> **STATED PROBLEM**:
Reproduce every item below character for character, leaving out the pictures.

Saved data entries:
######

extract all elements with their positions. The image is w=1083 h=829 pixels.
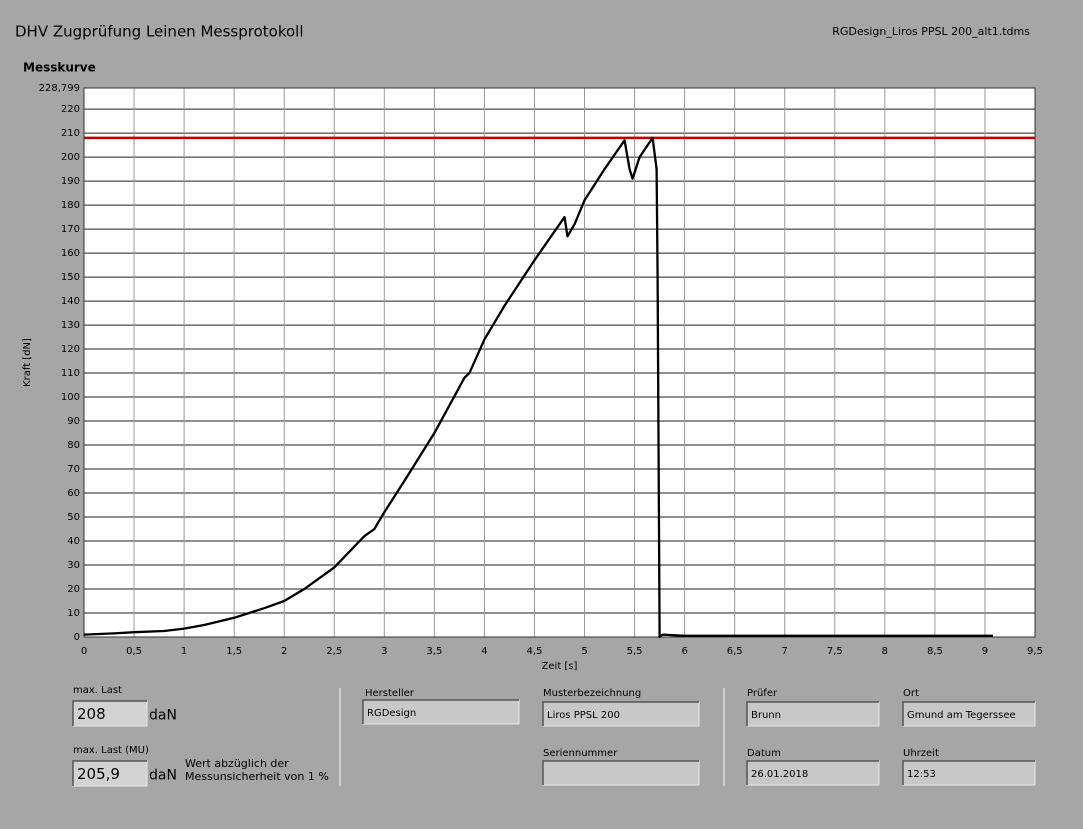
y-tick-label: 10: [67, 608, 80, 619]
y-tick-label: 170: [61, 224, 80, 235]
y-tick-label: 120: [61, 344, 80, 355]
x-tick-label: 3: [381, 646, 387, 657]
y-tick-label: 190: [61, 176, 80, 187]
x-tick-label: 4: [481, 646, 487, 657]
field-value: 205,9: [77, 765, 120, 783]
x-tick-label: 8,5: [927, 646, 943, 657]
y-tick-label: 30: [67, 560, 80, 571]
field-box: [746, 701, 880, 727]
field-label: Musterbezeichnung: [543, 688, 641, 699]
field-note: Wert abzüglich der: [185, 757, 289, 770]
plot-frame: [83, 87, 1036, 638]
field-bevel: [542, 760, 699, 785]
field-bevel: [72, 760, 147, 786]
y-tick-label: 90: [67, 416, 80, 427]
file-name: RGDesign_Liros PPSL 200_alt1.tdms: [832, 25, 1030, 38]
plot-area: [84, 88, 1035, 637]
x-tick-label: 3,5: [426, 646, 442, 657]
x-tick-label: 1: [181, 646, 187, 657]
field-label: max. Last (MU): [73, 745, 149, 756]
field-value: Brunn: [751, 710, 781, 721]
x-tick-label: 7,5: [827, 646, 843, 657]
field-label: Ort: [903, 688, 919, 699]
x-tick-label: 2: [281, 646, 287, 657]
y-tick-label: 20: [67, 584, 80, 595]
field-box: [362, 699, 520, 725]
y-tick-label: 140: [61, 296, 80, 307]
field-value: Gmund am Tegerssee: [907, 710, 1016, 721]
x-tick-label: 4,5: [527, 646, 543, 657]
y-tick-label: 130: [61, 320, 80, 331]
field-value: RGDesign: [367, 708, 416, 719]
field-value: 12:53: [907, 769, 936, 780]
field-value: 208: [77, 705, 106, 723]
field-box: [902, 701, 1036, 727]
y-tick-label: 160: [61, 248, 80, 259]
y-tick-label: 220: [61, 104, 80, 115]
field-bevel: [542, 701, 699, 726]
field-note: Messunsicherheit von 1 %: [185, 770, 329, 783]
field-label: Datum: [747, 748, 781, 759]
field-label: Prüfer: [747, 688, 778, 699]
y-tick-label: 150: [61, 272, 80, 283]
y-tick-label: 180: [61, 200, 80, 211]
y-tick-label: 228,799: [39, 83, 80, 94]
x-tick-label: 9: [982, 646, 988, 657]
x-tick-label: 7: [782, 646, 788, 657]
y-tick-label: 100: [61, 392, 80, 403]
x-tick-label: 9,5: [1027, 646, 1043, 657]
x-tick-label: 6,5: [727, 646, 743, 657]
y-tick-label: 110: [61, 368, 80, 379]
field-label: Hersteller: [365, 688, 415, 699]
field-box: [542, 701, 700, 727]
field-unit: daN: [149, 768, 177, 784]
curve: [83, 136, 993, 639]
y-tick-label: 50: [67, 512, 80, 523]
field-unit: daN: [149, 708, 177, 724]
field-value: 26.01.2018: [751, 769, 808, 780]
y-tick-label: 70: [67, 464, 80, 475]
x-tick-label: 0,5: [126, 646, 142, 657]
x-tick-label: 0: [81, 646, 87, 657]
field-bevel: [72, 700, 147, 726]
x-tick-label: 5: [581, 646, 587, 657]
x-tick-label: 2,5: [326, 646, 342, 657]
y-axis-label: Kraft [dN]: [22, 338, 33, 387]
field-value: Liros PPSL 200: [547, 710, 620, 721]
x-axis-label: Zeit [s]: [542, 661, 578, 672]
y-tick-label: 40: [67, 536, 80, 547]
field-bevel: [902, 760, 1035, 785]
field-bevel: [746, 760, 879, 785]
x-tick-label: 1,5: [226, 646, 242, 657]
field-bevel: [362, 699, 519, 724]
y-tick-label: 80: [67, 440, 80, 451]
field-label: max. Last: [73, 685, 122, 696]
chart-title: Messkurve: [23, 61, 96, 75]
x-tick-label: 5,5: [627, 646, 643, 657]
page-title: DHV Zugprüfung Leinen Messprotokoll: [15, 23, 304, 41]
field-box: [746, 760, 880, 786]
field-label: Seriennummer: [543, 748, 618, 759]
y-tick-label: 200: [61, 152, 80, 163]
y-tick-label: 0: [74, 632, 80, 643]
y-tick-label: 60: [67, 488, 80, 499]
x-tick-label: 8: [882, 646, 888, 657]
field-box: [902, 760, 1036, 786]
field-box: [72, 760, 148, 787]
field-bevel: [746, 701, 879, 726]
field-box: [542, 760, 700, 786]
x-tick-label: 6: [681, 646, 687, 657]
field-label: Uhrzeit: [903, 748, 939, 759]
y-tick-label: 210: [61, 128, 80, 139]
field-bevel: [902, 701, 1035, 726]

######

> **FULL OUTPUT**:
extract all elements with their positions. The image is w=1083 h=829 pixels.
y-tick-label: 10: [67, 608, 80, 619]
y-tick-label: 170: [61, 224, 80, 235]
y-tick-label: 120: [61, 344, 80, 355]
x-tick-label: 3: [381, 646, 387, 657]
y-tick-label: 190: [61, 176, 80, 187]
x-tick-label: 4: [481, 646, 487, 657]
field-value: 205,9: [77, 765, 120, 783]
x-tick-label: 8,5: [927, 646, 943, 657]
y-tick-label: 30: [67, 560, 80, 571]
field-box: [746, 701, 880, 727]
field-label: Musterbezeichnung: [543, 688, 641, 699]
field-note: Wert abzüglich der: [185, 757, 289, 770]
plot-frame: [83, 87, 1036, 638]
field-bevel: [542, 760, 699, 785]
field-bevel: [72, 760, 147, 786]
y-tick-label: 90: [67, 416, 80, 427]
file-name: RGDesign_Liros PPSL 200_alt1.tdms: [832, 25, 1030, 38]
plot-area: [84, 88, 1035, 637]
x-tick-label: 3,5: [426, 646, 442, 657]
x-tick-label: 1: [181, 646, 187, 657]
field-label: max. Last (MU): [73, 745, 149, 756]
field-value: Brunn: [751, 710, 781, 721]
x-tick-label: 7,5: [827, 646, 843, 657]
field-label: Ort: [903, 688, 919, 699]
x-tick-label: 2: [281, 646, 287, 657]
y-tick-label: 20: [67, 584, 80, 595]
field-box: [362, 699, 520, 725]
y-tick-label: 140: [61, 296, 80, 307]
field-value: Gmund am Tegerssee: [907, 710, 1016, 721]
x-tick-label: 4,5: [527, 646, 543, 657]
y-tick-label: 130: [61, 320, 80, 331]
field-value: RGDesign: [367, 708, 416, 719]
field-value: 12:53: [907, 769, 936, 780]
field-value: 208: [77, 705, 106, 723]
field-box: [902, 701, 1036, 727]
y-tick-label: 160: [61, 248, 80, 259]
y-tick-label: 220: [61, 104, 80, 115]
field-bevel: [542, 701, 699, 726]
field-note: Messunsicherheit von 1 %: [185, 770, 329, 783]
field-label: Datum: [747, 748, 781, 759]
field-label: Prüfer: [747, 688, 778, 699]
y-tick-label: 150: [61, 272, 80, 283]
y-tick-label: 180: [61, 200, 80, 211]
y-tick-label: 228,799: [39, 83, 80, 94]
x-tick-label: 9: [982, 646, 988, 657]
x-tick-label: 7: [782, 646, 788, 657]
y-tick-label: 100: [61, 392, 80, 403]
x-tick-label: 9,5: [1027, 646, 1043, 657]
x-tick-label: 6,5: [727, 646, 743, 657]
y-tick-label: 110: [61, 368, 80, 379]
field-label: Hersteller: [365, 688, 415, 699]
field-box: [542, 701, 700, 727]
field-unit: daN: [149, 768, 177, 784]
curve: [83, 136, 993, 639]
y-tick-label: 50: [67, 512, 80, 523]
field-unit: daN: [149, 708, 177, 724]
field-value: 26.01.2018: [751, 769, 808, 780]
y-tick-label: 70: [67, 464, 80, 475]
x-tick-label: 0,5: [126, 646, 142, 657]
x-tick-label: 0: [81, 646, 87, 657]
field-bevel: [72, 700, 147, 726]
x-tick-label: 5: [581, 646, 587, 657]
x-tick-label: 2,5: [326, 646, 342, 657]
y-axis-label: Kraft [dN]: [22, 338, 33, 387]
field-value: Liros PPSL 200: [547, 710, 620, 721]
x-axis-label: Zeit [s]: [542, 661, 578, 672]
y-tick-label: 40: [67, 536, 80, 547]
field-bevel: [902, 760, 1035, 785]
field-bevel: [746, 760, 879, 785]
x-tick-label: 1,5: [226, 646, 242, 657]
field-bevel: [362, 699, 519, 724]
y-tick-label: 80: [67, 440, 80, 451]
field-label: max. Last: [73, 685, 122, 696]
chart-title: Messkurve: [23, 61, 96, 75]
x-tick-label: 5,5: [627, 646, 643, 657]
page-title: DHV Zugprüfung Leinen Messprotokoll: [15, 23, 304, 41]
field-box: [746, 760, 880, 786]
field-label: Seriennummer: [543, 748, 618, 759]
y-tick-label: 200: [61, 152, 80, 163]
y-tick-label: 0: [74, 632, 80, 643]
y-tick-label: 60: [67, 488, 80, 499]
x-tick-label: 8: [882, 646, 888, 657]
field-box: [902, 760, 1036, 786]
field-box: [72, 760, 148, 787]
field-bevel: [746, 701, 879, 726]
field-box: [542, 760, 700, 786]
x-tick-label: 6: [681, 646, 687, 657]
field-label: Uhrzeit: [903, 748, 939, 759]
y-tick-label: 210: [61, 128, 80, 139]
field-bevel: [902, 701, 1035, 726]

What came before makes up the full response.